▶ **WHAT YOU HAVE TO DO**:
Copy the lines of the items below without any change, starting with the line that contains "options-button[interactable]: OPTIONS: [176, 339, 324, 353]" and going on through the line that contains "303, 324, 317]".

▶ **SUPPLIED MATERIAL**:
^^^^^^^^^^^^^^^^
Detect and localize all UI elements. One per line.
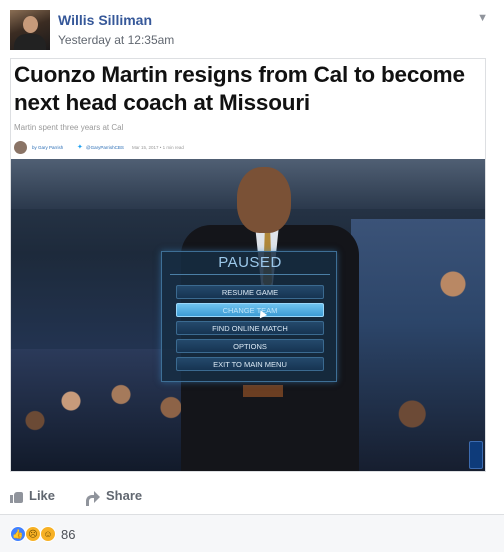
options-button[interactable]: OPTIONS: [176, 339, 324, 353]
author-avatar[interactable]: [10, 10, 50, 50]
avatar-face: [23, 16, 38, 33]
share-label: Share: [106, 488, 143, 503]
post-timestamp[interactable]: Yesterday at 12:35am: [58, 33, 174, 47]
article-subheadline: Martin spent three years at Cal: [14, 123, 124, 132]
avatar-body: [14, 34, 46, 50]
resume-game-button[interactable]: RESUME GAME: [176, 285, 324, 299]
haha-reaction-icon: ☺: [40, 526, 56, 542]
byline-date: Mar 15, 2017 • 1 min read: [132, 145, 184, 150]
pause-divider: [170, 274, 330, 275]
share-button[interactable]: Share: [86, 488, 142, 508]
post-header: Willis Silliman Yesterday at 12:35am ▼: [10, 10, 494, 52]
find-online-match-button[interactable]: FIND ONLINE MATCH: [176, 321, 324, 335]
thumbs-up-icon: [10, 490, 23, 504]
pause-menu: PAUSED RESUME GAME CHANGE TEAM FIND ONLI…: [161, 251, 337, 382]
twitter-bird-icon: ✦: [77, 144, 83, 151]
article-photo: PAUSED RESUME GAME CHANGE TEAM FIND ONLI…: [11, 159, 485, 471]
exit-to-main-menu-button[interactable]: EXIT TO MAIN MENU: [176, 357, 324, 371]
reaction-count[interactable]: 86: [61, 527, 75, 542]
sad-reaction-icon: ☹: [25, 526, 41, 542]
change-team-button[interactable]: CHANGE TEAM: [176, 303, 324, 317]
article-headline: Cuonzo Martin resigns from Cal to become…: [14, 62, 465, 115]
pause-title: PAUSED: [218, 254, 282, 271]
byline-twitter: @GaryParrishCBS: [86, 145, 124, 150]
like-button[interactable]: Like: [10, 488, 55, 508]
byline-author: by Gary Parrish: [32, 145, 64, 150]
crowd-spectators: [351, 219, 485, 471]
post-actions: Like Share: [0, 484, 504, 512]
share-arrow-icon: [86, 490, 100, 506]
article-screenshot[interactable]: Cuonzo Martin resigns from Cal to become…: [10, 58, 486, 472]
chevron-down-icon[interactable]: ▼: [477, 12, 488, 24]
byline-avatar: [14, 141, 27, 154]
like-reaction-icon: 👍: [10, 526, 26, 542]
coach-head: [237, 167, 291, 233]
like-label: Like: [29, 488, 56, 503]
facebook-post: Willis Silliman Yesterday at 12:35am ▼ C…: [0, 0, 504, 552]
reactions-summary[interactable]: 👍 ☹ ☺ 86: [0, 515, 504, 552]
author-name[interactable]: Willis Silliman: [58, 12, 152, 28]
coach-belt: [243, 385, 283, 397]
chair-object: [469, 441, 483, 469]
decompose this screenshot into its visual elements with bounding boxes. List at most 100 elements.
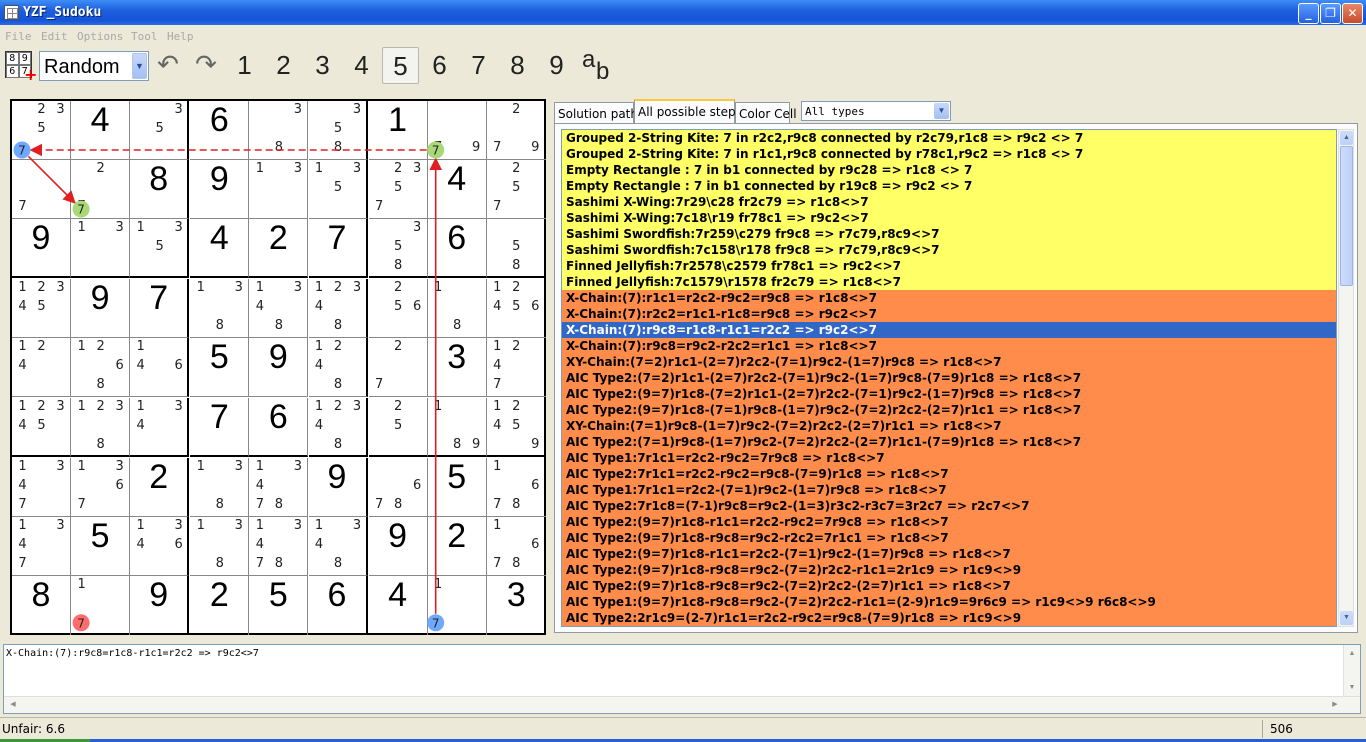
- undo-icon[interactable]: ↶: [155, 52, 181, 79]
- sudoku-cell-r2c4[interactable]: 9: [190, 160, 250, 220]
- sudoku-cell-r9c6[interactable]: 6: [309, 575, 368, 635]
- step-row[interactable]: AIC Type2:7r1c8=(7-1)r9c8=r9c2-(1=3)r3c2…: [562, 498, 1336, 514]
- step-row[interactable]: AIC Type2:(7=1)r9c8-(1=7)r9c2-(7=2)r2c2-…: [562, 434, 1336, 450]
- scroll-thumb[interactable]: [1340, 146, 1353, 286]
- sudoku-cell-r1c3[interactable]: 35: [130, 101, 190, 160]
- sudoku-cell-r9c3[interactable]: 9: [130, 575, 190, 635]
- step-row[interactable]: AIC Type2:(9=7)r1c8-r1c1=r2c2-r9c2=7r9c8…: [562, 514, 1336, 530]
- step-row[interactable]: X-Chain:(7):r2c2=r1c1-r1c8=r9c8 => r9c2<…: [562, 306, 1336, 322]
- step-row[interactable]: AIC Type1:(9=7)r1c8-r9c8=r9c2-(7=2)r2c2-…: [562, 594, 1336, 610]
- menu-help[interactable]: Help: [167, 30, 194, 43]
- step-row[interactable]: Grouped 2-String Kite: 7 in r1c1,r9c8 co…: [562, 146, 1336, 162]
- step-row[interactable]: Empty Rectangle : 7 in b1 connected by r…: [562, 162, 1336, 178]
- sudoku-cell-r2c7[interactable]: 2357: [368, 160, 428, 220]
- sudoku-cell-r3c4[interactable]: 4: [190, 219, 250, 279]
- sudoku-cell-r4c9[interactable]: 12456: [486, 279, 546, 339]
- sudoku-cell-r7c4[interactable]: 1 3 8: [190, 457, 250, 517]
- step-row[interactable]: Grouped 2-String Kite: 7 in r2c2,r9c8 co…: [562, 130, 1336, 146]
- sudoku-cell-r8c7[interactable]: 9: [368, 516, 428, 576]
- sudoku-cell-r9c2[interactable]: 17: [71, 575, 131, 635]
- step-row[interactable]: AIC Type2:7r1c1=r2c2-r9c2=r9c8-(7=9)r1c8…: [562, 466, 1336, 482]
- sudoku-cell-r1c2[interactable]: 4: [71, 101, 131, 160]
- step-detail-textarea[interactable]: X-Chain:(7):r9c8=r1c8-r1c1=r2c2 => r9c2<…: [3, 644, 1361, 714]
- tab-color-cell[interactable]: Color Cell: [735, 102, 797, 123]
- step-row[interactable]: XY-Chain:(7=2)r1c1-(2=7)r2c2-(7=1)r9c2-(…: [562, 354, 1336, 370]
- sudoku-cell-r6c5[interactable]: 6: [249, 397, 309, 457]
- sudoku-cell-r1c7[interactable]: 1: [368, 101, 428, 160]
- sudoku-cell-r4c4[interactable]: 1 3 8: [190, 279, 250, 339]
- sudoku-cell-r4c1[interactable]: 123 45: [12, 279, 71, 339]
- step-row[interactable]: AIC Type1:7r1c1=r2c2-r9c2=7r9c8 => r1c8<…: [562, 450, 1336, 466]
- sudoku-cell-r7c5[interactable]: 1 3 4 78: [249, 457, 309, 517]
- digit-button-5[interactable]: 5: [382, 47, 419, 84]
- sudoku-cell-r1c5[interactable]: 38: [249, 101, 309, 160]
- sudoku-cell-r8c5[interactable]: 1 3 4 78: [249, 516, 309, 576]
- sudoku-cell-r3c1[interactable]: 9: [12, 219, 71, 279]
- sudoku-cell-r2c9[interactable]: 2 57: [486, 160, 546, 220]
- sudoku-cell-r2c5[interactable]: 13: [249, 160, 309, 220]
- menu-file[interactable]: File: [5, 30, 32, 43]
- digit-button-7[interactable]: 7: [460, 47, 497, 84]
- sudoku-cell-r3c2[interactable]: 13: [71, 219, 131, 279]
- step-row[interactable]: AIC Type2:(9=7)r1c8-r9c8=r9c2-r2c2=7r1c1…: [562, 530, 1336, 546]
- sudoku-cell-r4c5[interactable]: 1 3 48: [249, 279, 309, 339]
- chevron-down-icon[interactable]: ▼: [132, 53, 147, 79]
- scroll-right-icon[interactable]: ▶: [1328, 698, 1342, 712]
- sudoku-cell-r8c6[interactable]: 1 3 48: [308, 516, 368, 576]
- digit-button-8[interactable]: 8: [499, 47, 536, 84]
- step-row[interactable]: AIC Type2:(9=7)r1c8-r9c8=r9c2-(7=2)r2c2-…: [562, 562, 1336, 578]
- sudoku-cell-r8c8[interactable]: 2: [427, 516, 487, 576]
- digit-button-6[interactable]: 6: [421, 47, 458, 84]
- steps-scrollbar[interactable]: ▲ ▼: [1338, 129, 1354, 627]
- sudoku-cell-r1c8[interactable]: 79: [427, 101, 487, 160]
- sudoku-cell-r7c8[interactable]: 5: [427, 457, 487, 517]
- maximize-button[interactable]: ❐: [1320, 3, 1341, 24]
- sudoku-cell-r8c4[interactable]: 1 3 8: [190, 516, 250, 576]
- sudoku-cell-r9c8[interactable]: 17: [428, 575, 487, 635]
- sudoku-cell-r3c6[interactable]: 7: [308, 219, 368, 279]
- sudoku-cell-r8c3[interactable]: 1 3 4 6: [130, 516, 190, 576]
- sudoku-cell-r4c7[interactable]: 2 56: [368, 279, 428, 339]
- digit-button-1[interactable]: 1: [226, 47, 263, 84]
- sudoku-cell-r3c8[interactable]: 6: [427, 219, 487, 279]
- step-row[interactable]: Finned Jellyfish:7r2578\c2579 fr78c1 => …: [562, 258, 1336, 274]
- sudoku-cell-r4c8[interactable]: 18: [427, 279, 487, 339]
- sudoku-cell-r5c2[interactable]: 1268: [71, 338, 131, 398]
- sudoku-cell-r7c2[interactable]: 1 3 6 7: [71, 457, 131, 517]
- sudoku-cell-r8c9[interactable]: 1678: [486, 517, 546, 576]
- step-type-filter[interactable]: All types ▼: [801, 101, 951, 121]
- digit-button-2[interactable]: 2: [265, 47, 302, 84]
- sudoku-cell-r5c5[interactable]: 9: [249, 338, 309, 398]
- sudoku-cell-r2c2[interactable]: 27: [71, 160, 131, 220]
- tab-solution-path[interactable]: Solution path: [554, 102, 638, 123]
- candidate-mode-button[interactable]: a b: [580, 46, 614, 85]
- step-row[interactable]: XY-Chain:(7=1)r9c8-(1=7)r9c2-(7=2)r2c2-(…: [562, 418, 1336, 434]
- step-row[interactable]: AIC Type2:(7=2)r1c1-(2=7)r2c2-(7=1)r9c2-…: [562, 370, 1336, 386]
- sudoku-cell-r5c9[interactable]: 124 7: [486, 338, 546, 398]
- sudoku-cell-r7c9[interactable]: 1678: [486, 458, 546, 517]
- scroll-down-icon[interactable]: ▼: [1340, 611, 1353, 625]
- step-row[interactable]: AIC Type2:(9=7)r1c8-(7=2)r1c1-(2=7)r2c2-…: [562, 386, 1336, 402]
- step-row[interactable]: Finned Jellyfish:7c1579\r1578 fr2c79 => …: [562, 274, 1336, 290]
- sudoku-cell-r9c5[interactable]: 5: [249, 575, 309, 635]
- sudoku-cell-r3c9[interactable]: 58: [486, 219, 546, 279]
- sudoku-cell-r6c8[interactable]: 1 89: [427, 397, 487, 457]
- sudoku-cell-r6c7[interactable]: 25: [368, 397, 428, 457]
- sudoku-cell-r2c8[interactable]: 4: [427, 160, 487, 220]
- step-row[interactable]: AIC Type1:7r1c1=r2c2-(7=1)r9c2-(1=7)r9c8…: [562, 482, 1336, 498]
- sudoku-cell-r5c3[interactable]: 1 4 6: [130, 338, 190, 398]
- sudoku-cell-r7c3[interactable]: 2: [130, 457, 190, 517]
- sudoku-cell-r4c6[interactable]: 123 48: [308, 279, 368, 339]
- step-row[interactable]: Sashimi Swordfish:7c158\r178 fr9c8 => r7…: [562, 242, 1336, 258]
- step-row[interactable]: Empty Rectangle : 7 in b1 connected by r…: [562, 178, 1336, 194]
- step-row[interactable]: AIC Type2:(9=7)r1c8-(7=1)r9c8-(1=7)r9c2-…: [562, 402, 1336, 418]
- close-button[interactable]: ✕: [1342, 3, 1363, 24]
- sudoku-cell-r6c4[interactable]: 7: [190, 397, 250, 457]
- sudoku-cell-r8c1[interactable]: 1 3 4 7: [12, 516, 71, 576]
- sudoku-cell-r2c1[interactable]: 7: [12, 160, 71, 220]
- sudoku-cell-r1c4[interactable]: 6: [190, 101, 250, 160]
- sudoku-cell-r9c7[interactable]: 4: [369, 575, 428, 635]
- sudoku-cell-r1c9[interactable]: 2 7 9: [486, 101, 546, 160]
- step-row[interactable]: X-Chain:(7):r9c8=r1c8-r1c1=r2c2 => r9c2<…: [562, 322, 1336, 338]
- sudoku-cell-r1c1[interactable]: 235: [12, 101, 71, 160]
^^^^^^^^^^^^^^^^
▶ **PROBLEM SOLUTION**:
options-button[interactable]: OPTIONS: [176, 339, 324, 353]
author-avatar[interactable]: [10, 10, 50, 50]
avatar-face: [23, 16, 38, 33]
share-label: Share: [106, 488, 143, 503]
post-timestamp[interactable]: Yesterday at 12:35am: [58, 33, 174, 47]
article-subheadline: Martin spent three years at Cal: [14, 123, 124, 132]
avatar-body: [14, 34, 46, 50]
resume-game-button[interactable]: RESUME GAME: [176, 285, 324, 299]
haha-reaction-icon: ☺: [40, 526, 56, 542]
byline-date: Mar 15, 2017 • 1 min read: [132, 145, 184, 150]
pause-divider: [170, 274, 330, 275]
share-button[interactable]: Share: [86, 488, 142, 508]
post-header: Willis Silliman Yesterday at 12:35am ▼: [10, 10, 494, 52]
find-online-match-button[interactable]: FIND ONLINE MATCH: [176, 321, 324, 335]
thumbs-up-icon: [10, 490, 23, 504]
pause-menu: PAUSED RESUME GAME CHANGE TEAM FIND ONLI…: [161, 251, 337, 382]
twitter-bird-icon: ✦: [77, 144, 83, 151]
article-photo: PAUSED RESUME GAME CHANGE TEAM FIND ONLI…: [11, 159, 485, 471]
exit-to-main-menu-button[interactable]: EXIT TO MAIN MENU: [176, 357, 324, 371]
reaction-count[interactable]: 86: [61, 527, 75, 542]
sad-reaction-icon: ☹: [25, 526, 41, 542]
change-team-button[interactable]: CHANGE TEAM: [176, 303, 324, 317]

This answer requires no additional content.